##### Data lines

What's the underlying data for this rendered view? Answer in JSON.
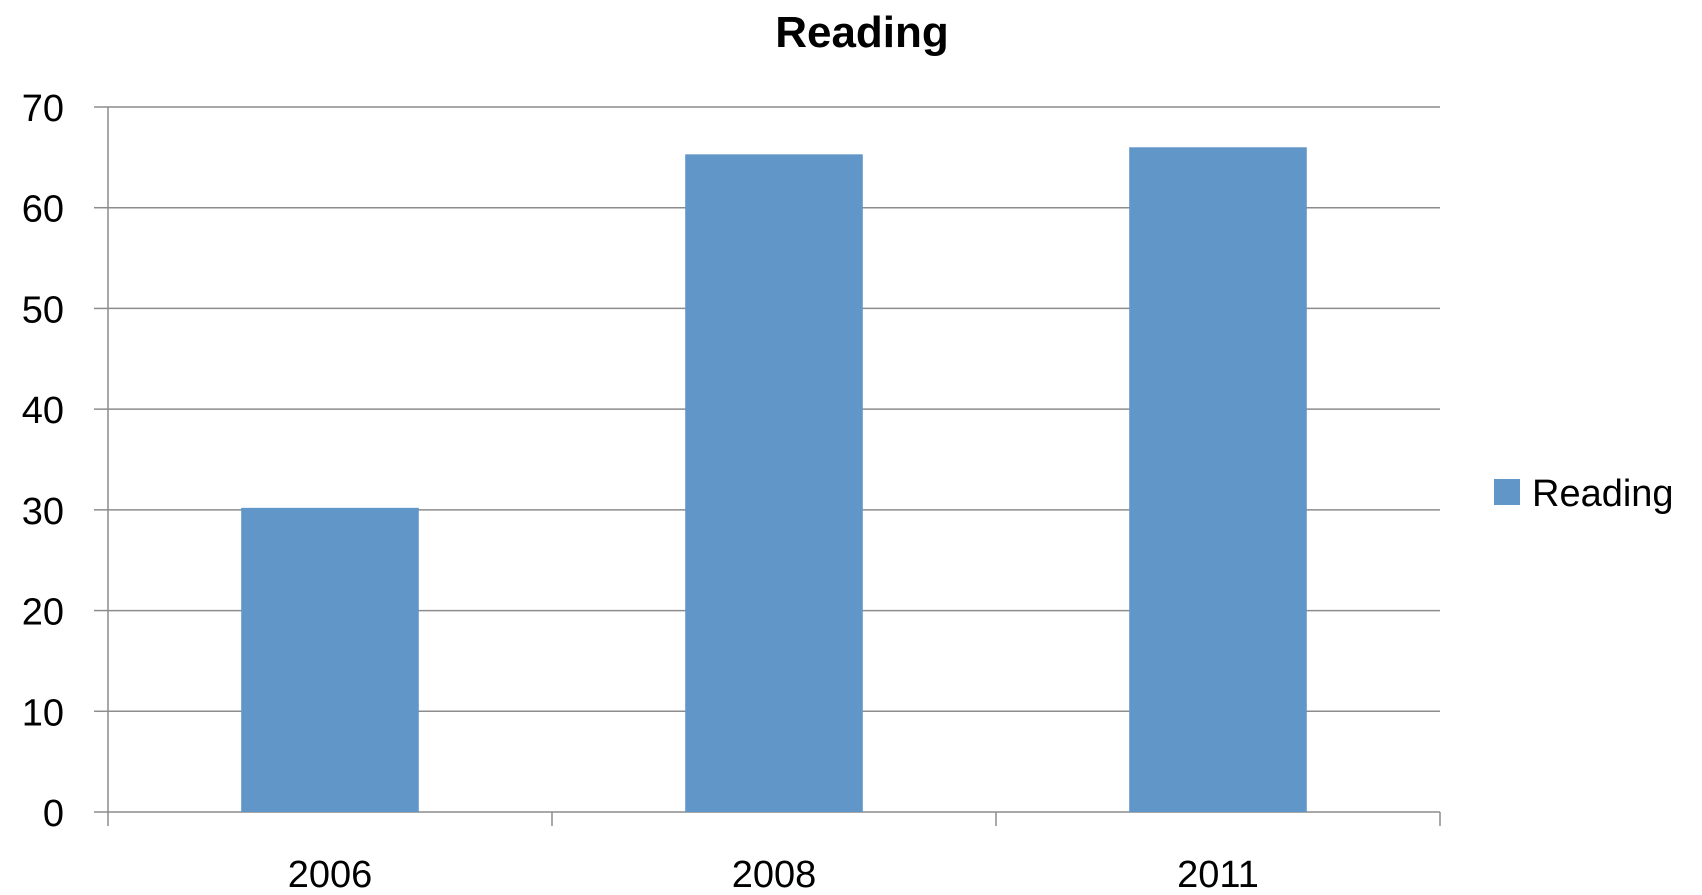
{
  "chart_data": {
    "type": "bar",
    "title": "Reading",
    "categories": [
      "2006",
      "2008",
      "2011"
    ],
    "series": [
      {
        "name": "Reading",
        "values": [
          30.2,
          65.3,
          66.0
        ],
        "color": "#6096C8"
      }
    ],
    "ylim": [
      0,
      70
    ],
    "yticks": [
      0,
      10,
      20,
      30,
      40,
      50,
      60,
      70
    ],
    "xlabel": "",
    "ylabel": "",
    "grid": true,
    "legend": "right"
  }
}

##########

=== Task brief ===
Reproduce all of the entries word for word, skipping any pictures they hold.

=== Response to this exercise ===
What's the underlying data for this rendered view? Answer in JSON.
{
  "chart_data": {
    "type": "bar",
    "title": "Reading",
    "categories": [
      "2006",
      "2008",
      "2011"
    ],
    "series": [
      {
        "name": "Reading",
        "values": [
          30.2,
          65.3,
          66.0
        ],
        "color": "#6096C8"
      }
    ],
    "ylim": [
      0,
      70
    ],
    "yticks": [
      0,
      10,
      20,
      30,
      40,
      50,
      60,
      70
    ],
    "xlabel": "",
    "ylabel": "",
    "grid": true,
    "legend": "right"
  }
}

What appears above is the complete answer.